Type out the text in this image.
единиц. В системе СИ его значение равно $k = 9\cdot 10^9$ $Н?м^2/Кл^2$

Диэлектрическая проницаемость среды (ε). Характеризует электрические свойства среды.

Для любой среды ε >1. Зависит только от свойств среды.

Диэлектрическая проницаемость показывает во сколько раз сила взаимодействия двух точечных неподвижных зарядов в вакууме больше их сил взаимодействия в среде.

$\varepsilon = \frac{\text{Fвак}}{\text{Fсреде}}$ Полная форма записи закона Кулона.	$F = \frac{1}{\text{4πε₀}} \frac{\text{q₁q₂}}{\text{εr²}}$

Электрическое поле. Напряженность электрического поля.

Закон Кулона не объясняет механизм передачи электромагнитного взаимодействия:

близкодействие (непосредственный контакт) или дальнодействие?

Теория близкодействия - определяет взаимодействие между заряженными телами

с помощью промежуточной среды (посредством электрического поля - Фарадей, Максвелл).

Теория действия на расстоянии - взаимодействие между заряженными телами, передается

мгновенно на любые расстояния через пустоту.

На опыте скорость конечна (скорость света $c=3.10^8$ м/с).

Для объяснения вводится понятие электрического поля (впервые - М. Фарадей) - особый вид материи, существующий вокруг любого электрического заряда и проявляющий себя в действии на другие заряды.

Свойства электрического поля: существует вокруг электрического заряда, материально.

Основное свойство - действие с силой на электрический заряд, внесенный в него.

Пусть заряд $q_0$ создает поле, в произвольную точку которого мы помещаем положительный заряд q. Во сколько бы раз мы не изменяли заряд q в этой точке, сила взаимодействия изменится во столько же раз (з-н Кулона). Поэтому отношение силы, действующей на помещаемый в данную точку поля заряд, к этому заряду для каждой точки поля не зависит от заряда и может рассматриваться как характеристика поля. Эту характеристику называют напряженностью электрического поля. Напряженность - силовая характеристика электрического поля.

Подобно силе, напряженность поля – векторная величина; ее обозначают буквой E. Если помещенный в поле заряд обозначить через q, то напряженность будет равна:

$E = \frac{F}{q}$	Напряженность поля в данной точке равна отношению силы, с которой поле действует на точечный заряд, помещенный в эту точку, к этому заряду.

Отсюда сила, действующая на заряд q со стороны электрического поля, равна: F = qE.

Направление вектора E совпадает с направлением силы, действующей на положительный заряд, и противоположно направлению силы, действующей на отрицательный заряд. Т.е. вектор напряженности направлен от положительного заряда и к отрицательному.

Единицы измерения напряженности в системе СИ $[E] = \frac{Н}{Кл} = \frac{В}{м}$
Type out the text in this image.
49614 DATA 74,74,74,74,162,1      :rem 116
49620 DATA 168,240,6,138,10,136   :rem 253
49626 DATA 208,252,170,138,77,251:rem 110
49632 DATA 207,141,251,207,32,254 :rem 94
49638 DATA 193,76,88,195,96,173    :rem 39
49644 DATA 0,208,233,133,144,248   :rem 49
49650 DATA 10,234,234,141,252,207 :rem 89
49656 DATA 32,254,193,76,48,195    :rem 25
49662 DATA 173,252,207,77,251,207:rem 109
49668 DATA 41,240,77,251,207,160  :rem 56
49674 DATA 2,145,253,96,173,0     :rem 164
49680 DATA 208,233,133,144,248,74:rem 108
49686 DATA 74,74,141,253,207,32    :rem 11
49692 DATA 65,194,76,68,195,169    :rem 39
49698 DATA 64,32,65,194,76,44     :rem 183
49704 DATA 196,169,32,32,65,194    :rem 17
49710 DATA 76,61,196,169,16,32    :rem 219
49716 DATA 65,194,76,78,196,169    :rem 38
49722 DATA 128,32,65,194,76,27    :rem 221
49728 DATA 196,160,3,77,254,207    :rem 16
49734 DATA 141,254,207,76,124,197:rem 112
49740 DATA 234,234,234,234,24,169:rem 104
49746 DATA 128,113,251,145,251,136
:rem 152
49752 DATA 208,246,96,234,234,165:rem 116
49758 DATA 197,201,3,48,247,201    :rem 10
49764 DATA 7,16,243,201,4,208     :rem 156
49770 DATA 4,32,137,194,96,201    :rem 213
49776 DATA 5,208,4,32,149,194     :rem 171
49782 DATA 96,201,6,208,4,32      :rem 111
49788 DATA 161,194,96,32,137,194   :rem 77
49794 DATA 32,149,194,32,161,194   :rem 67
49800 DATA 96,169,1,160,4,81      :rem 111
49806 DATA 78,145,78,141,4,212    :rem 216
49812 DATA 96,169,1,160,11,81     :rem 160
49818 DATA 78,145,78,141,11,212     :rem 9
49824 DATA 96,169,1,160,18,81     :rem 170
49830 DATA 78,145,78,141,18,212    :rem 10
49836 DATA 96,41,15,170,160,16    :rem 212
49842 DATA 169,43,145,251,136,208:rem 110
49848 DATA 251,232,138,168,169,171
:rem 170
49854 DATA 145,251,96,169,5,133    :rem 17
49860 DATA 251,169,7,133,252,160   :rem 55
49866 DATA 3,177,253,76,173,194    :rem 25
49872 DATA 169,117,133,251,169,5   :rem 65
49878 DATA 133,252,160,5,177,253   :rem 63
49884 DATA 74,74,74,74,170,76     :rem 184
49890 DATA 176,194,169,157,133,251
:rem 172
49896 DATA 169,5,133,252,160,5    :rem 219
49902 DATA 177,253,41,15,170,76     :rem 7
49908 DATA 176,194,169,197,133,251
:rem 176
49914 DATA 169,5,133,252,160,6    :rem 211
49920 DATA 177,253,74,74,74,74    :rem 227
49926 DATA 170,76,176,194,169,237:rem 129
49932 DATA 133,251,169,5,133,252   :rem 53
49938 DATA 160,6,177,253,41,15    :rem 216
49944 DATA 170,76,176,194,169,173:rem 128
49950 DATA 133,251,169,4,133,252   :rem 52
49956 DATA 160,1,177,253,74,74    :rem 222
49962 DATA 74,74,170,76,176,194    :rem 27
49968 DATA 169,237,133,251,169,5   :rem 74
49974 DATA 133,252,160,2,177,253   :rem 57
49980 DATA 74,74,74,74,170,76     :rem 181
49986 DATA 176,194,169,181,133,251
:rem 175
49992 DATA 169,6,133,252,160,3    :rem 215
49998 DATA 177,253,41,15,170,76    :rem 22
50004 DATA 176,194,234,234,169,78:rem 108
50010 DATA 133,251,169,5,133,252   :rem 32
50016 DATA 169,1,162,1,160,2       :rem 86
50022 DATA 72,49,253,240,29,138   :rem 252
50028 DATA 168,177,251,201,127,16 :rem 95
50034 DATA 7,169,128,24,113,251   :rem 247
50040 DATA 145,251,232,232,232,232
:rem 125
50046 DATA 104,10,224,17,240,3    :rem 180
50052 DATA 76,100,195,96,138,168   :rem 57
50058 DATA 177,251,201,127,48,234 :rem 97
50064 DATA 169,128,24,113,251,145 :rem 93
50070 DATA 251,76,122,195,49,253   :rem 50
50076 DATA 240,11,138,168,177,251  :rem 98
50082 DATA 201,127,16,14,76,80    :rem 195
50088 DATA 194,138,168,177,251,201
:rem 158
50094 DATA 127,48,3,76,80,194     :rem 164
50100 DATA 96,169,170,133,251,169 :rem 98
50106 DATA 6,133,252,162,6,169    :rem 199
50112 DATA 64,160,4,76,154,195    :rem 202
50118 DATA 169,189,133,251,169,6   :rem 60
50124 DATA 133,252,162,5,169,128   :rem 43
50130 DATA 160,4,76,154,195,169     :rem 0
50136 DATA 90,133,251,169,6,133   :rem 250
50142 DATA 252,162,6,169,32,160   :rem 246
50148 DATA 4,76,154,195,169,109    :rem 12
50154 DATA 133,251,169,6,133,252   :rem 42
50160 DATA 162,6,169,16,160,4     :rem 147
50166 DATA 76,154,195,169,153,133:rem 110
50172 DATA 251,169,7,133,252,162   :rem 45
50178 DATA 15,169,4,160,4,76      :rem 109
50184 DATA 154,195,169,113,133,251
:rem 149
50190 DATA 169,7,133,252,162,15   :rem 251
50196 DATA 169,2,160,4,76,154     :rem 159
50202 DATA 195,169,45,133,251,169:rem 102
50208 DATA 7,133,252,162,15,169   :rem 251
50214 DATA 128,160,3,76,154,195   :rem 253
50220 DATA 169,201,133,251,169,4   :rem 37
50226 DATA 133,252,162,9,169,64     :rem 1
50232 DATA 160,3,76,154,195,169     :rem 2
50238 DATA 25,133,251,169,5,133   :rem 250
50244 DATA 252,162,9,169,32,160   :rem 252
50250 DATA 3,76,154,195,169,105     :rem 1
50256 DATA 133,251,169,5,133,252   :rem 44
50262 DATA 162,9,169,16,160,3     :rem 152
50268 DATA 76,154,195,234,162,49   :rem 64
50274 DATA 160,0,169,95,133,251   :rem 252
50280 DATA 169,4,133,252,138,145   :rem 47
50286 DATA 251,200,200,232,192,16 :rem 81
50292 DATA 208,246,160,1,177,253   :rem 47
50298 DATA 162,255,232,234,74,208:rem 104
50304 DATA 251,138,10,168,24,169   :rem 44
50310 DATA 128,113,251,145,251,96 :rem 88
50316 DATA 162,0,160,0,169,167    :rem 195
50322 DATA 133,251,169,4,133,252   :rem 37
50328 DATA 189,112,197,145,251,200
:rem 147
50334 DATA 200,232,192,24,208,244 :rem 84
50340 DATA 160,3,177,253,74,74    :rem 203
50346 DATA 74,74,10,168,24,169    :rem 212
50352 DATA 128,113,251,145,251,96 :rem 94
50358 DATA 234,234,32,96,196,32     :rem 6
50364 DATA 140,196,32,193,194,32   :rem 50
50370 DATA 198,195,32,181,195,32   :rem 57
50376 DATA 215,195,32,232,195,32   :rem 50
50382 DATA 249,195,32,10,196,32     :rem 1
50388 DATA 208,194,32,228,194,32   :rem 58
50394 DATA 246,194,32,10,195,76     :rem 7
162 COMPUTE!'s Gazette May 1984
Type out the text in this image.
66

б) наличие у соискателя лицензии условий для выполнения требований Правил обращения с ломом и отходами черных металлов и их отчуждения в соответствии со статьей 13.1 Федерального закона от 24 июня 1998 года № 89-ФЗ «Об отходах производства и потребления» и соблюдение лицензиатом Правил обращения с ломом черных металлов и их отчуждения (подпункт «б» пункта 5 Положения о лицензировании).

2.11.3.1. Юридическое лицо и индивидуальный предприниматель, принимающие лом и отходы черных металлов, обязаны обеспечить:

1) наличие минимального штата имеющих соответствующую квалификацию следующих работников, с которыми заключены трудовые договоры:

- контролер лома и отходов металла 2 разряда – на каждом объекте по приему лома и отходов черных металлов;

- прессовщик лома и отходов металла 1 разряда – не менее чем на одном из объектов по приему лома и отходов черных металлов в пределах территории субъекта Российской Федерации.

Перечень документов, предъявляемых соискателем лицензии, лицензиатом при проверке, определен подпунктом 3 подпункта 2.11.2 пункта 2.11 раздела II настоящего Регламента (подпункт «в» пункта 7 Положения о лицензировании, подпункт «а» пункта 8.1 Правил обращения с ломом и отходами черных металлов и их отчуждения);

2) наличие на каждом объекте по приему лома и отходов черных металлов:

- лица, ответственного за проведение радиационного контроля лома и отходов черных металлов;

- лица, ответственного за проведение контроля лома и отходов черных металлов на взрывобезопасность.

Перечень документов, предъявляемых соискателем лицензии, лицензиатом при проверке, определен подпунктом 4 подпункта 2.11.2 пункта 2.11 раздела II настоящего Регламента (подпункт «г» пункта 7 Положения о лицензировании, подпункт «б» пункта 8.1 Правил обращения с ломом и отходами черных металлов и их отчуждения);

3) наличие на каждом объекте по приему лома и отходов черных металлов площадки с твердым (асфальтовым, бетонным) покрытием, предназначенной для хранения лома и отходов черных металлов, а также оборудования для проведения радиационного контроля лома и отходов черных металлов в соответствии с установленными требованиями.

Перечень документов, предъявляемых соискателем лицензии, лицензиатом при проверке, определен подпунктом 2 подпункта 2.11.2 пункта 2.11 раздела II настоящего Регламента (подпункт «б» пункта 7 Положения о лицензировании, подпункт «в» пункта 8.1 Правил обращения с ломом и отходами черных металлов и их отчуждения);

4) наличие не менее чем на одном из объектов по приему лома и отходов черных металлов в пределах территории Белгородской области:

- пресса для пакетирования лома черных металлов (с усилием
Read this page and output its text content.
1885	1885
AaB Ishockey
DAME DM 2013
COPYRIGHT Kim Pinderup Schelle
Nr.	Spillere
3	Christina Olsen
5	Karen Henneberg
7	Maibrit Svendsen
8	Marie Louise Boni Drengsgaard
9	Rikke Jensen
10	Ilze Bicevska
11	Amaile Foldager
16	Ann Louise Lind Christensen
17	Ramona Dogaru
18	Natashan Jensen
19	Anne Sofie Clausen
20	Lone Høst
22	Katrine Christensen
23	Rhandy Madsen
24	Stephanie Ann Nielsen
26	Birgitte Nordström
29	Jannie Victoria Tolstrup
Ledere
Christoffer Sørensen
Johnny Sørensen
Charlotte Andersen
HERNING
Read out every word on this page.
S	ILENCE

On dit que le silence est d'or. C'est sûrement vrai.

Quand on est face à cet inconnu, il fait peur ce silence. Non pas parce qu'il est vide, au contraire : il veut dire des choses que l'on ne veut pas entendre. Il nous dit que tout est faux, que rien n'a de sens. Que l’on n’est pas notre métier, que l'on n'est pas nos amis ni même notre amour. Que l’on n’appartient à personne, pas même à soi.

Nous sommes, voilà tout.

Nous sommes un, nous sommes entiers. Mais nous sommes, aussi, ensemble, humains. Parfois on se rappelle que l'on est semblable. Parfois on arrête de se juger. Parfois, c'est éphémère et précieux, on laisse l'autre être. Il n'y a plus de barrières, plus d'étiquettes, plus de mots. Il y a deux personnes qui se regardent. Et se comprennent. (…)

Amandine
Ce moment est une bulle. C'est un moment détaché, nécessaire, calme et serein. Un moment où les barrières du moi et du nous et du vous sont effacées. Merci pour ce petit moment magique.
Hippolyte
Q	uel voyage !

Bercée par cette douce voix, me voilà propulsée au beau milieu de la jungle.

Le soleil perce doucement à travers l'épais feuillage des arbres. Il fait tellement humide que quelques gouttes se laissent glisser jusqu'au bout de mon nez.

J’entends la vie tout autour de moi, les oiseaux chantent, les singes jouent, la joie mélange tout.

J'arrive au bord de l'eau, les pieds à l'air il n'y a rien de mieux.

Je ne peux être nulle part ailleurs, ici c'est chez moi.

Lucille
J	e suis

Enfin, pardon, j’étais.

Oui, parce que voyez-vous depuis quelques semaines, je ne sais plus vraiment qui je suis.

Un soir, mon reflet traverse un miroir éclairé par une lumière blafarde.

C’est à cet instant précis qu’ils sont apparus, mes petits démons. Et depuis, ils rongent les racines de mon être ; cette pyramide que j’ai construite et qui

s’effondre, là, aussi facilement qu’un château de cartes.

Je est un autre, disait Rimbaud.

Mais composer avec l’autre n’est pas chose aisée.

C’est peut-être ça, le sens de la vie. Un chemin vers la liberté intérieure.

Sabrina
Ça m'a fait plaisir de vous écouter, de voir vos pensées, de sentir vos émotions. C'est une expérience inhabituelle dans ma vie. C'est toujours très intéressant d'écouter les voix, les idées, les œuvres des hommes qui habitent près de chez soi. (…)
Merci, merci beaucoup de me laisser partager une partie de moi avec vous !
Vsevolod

Written request: Check each line above for the word "закона" and copy the ones that have it.

Written solution:
$\varepsilon = \frac{\text{Fвак}}{\text{Fсреде}}$ Полная форма записи закона Кулона.	$F = \frac{1}{\text{4πε₀}} \frac{\text{q₁q₂}}{\text{εr²}}$
б) наличие у соискателя лицензии условий для выполнения требований Правил обращения с ломом и отходами черных металлов и их отчуждения в соответствии со статьей 13.1 Федерального закона от 24 июня 1998 года № 89-ФЗ «Об отходах производства и потребления» и соблюдение лицензиатом Правил обращения с ломом черных металлов и их отчуждения (подпункт «б» пункта 5 Положения о лицензировании).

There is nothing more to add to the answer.